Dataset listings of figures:
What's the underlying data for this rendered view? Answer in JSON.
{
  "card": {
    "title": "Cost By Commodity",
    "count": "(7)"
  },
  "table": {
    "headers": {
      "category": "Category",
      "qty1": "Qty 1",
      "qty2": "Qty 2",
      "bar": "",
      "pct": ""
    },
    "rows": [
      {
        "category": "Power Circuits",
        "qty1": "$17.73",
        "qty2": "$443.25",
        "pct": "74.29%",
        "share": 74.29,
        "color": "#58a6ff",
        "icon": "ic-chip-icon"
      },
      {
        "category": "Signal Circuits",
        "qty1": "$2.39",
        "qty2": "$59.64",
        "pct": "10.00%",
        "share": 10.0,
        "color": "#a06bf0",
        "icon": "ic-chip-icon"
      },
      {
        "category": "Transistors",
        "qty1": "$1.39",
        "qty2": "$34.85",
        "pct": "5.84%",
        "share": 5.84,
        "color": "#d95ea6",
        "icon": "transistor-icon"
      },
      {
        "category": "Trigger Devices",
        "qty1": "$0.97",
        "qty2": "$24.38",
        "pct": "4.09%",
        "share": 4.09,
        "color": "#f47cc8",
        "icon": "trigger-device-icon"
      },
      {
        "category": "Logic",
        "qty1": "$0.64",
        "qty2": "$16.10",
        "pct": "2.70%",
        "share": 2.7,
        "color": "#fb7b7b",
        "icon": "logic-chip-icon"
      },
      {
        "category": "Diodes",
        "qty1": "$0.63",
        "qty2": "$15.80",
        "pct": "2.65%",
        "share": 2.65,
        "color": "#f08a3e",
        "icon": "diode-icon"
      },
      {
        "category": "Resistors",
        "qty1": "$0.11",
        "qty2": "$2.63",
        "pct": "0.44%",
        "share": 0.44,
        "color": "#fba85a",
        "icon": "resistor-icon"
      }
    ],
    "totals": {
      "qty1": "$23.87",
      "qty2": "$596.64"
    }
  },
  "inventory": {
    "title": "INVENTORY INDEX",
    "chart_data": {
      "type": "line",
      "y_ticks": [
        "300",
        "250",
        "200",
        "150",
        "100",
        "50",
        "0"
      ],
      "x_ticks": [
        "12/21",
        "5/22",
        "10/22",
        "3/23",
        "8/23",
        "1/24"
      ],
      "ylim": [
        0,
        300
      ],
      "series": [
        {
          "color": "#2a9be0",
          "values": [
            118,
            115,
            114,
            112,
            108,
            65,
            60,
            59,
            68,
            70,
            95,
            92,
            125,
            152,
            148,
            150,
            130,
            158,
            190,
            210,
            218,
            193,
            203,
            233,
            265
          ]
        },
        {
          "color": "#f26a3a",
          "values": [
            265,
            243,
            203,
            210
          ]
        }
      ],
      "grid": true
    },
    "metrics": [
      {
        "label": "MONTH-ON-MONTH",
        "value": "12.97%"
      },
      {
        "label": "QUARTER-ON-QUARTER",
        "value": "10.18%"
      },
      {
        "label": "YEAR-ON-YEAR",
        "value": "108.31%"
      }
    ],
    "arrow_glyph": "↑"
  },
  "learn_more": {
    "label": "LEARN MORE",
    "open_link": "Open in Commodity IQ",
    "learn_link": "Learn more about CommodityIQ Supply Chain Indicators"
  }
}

To be done: Return every entry verbatim.

Solution:
What's the underlying data for this rendered view? Answer in JSON.
{
  "card": {
    "title": "Cost By Commodity",
    "count": "(7)"
  },
  "table": {
    "headers": {
      "category": "Category",
      "qty1": "Qty 1",
      "qty2": "Qty 2",
      "bar": "",
      "pct": ""
    },
    "rows": [
      {
        "category": "Power Circuits",
        "qty1": "$17.73",
        "qty2": "$443.25",
        "pct": "74.29%",
        "share": 74.29,
        "color": "#58a6ff",
        "icon": "ic-chip-icon"
      },
      {
        "category": "Signal Circuits",
        "qty1": "$2.39",
        "qty2": "$59.64",
        "pct": "10.00%",
        "share": 10.0,
        "color": "#a06bf0",
        "icon": "ic-chip-icon"
      },
      {
        "category": "Transistors",
        "qty1": "$1.39",
        "qty2": "$34.85",
        "pct": "5.84%",
        "share": 5.84,
        "color": "#d95ea6",
        "icon": "transistor-icon"
      },
      {
        "category": "Trigger Devices",
        "qty1": "$0.97",
        "qty2": "$24.38",
        "pct": "4.09%",
        "share": 4.09,
        "color": "#f47cc8",
        "icon": "trigger-device-icon"
      },
      {
        "category": "Logic",
        "qty1": "$0.64",
        "qty2": "$16.10",
        "pct": "2.70%",
        "share": 2.7,
        "color": "#fb7b7b",
        "icon": "logic-chip-icon"
      },
      {
        "category": "Diodes",
        "qty1": "$0.63",
        "qty2": "$15.80",
        "pct": "2.65%",
        "share": 2.65,
        "color": "#f08a3e",
        "icon": "diode-icon"
      },
      {
        "category": "Resistors",
        "qty1": "$0.11",
        "qty2": "$2.63",
        "pct": "0.44%",
        "share": 0.44,
        "color": "#fba85a",
        "icon": "resistor-icon"
      }
    ],
    "totals": {
      "qty1": "$23.87",
      "qty2": "$596.64"
    }
  },
  "inventory": {
    "title": "INVENTORY INDEX",
    "chart_data": {
      "type": "line",
      "y_ticks": [
        "300",
        "250",
        "200",
        "150",
        "100",
        "50",
        "0"
      ],
      "x_ticks": [
        "12/21",
        "5/22",
        "10/22",
        "3/23",
        "8/23",
        "1/24"
      ],
      "ylim": [
        0,
        300
      ],
      "series": [
        {
          "color": "#2a9be0",
          "values": [
            118,
            115,
            114,
            112,
            108,
            65,
            60,
            59,
            68,
            70,
            95,
            92,
            125,
            152,
            148,
            150,
            130,
            158,
            190,
            210,
            218,
            193,
            203,
            233,
            265
          ]
        },
        {
          "color": "#f26a3a",
          "values": [
            265,
            243,
            203,
            210
          ]
        }
      ],
      "grid": true
    },
    "metrics": [
      {
        "label": "MONTH-ON-MONTH",
        "value": "12.97%"
      },
      {
        "label": "QUARTER-ON-QUARTER",
        "value": "10.18%"
      },
      {
        "label": "YEAR-ON-YEAR",
        "value": "108.31%"
      }
    ],
    "arrow_glyph": "↑"
  },
  "learn_more": {
    "label": "LEARN MORE",
    "open_link": "Open in Commodity IQ",
    "learn_link": "Learn more about CommodityIQ Supply Chain Indicators"
  }
}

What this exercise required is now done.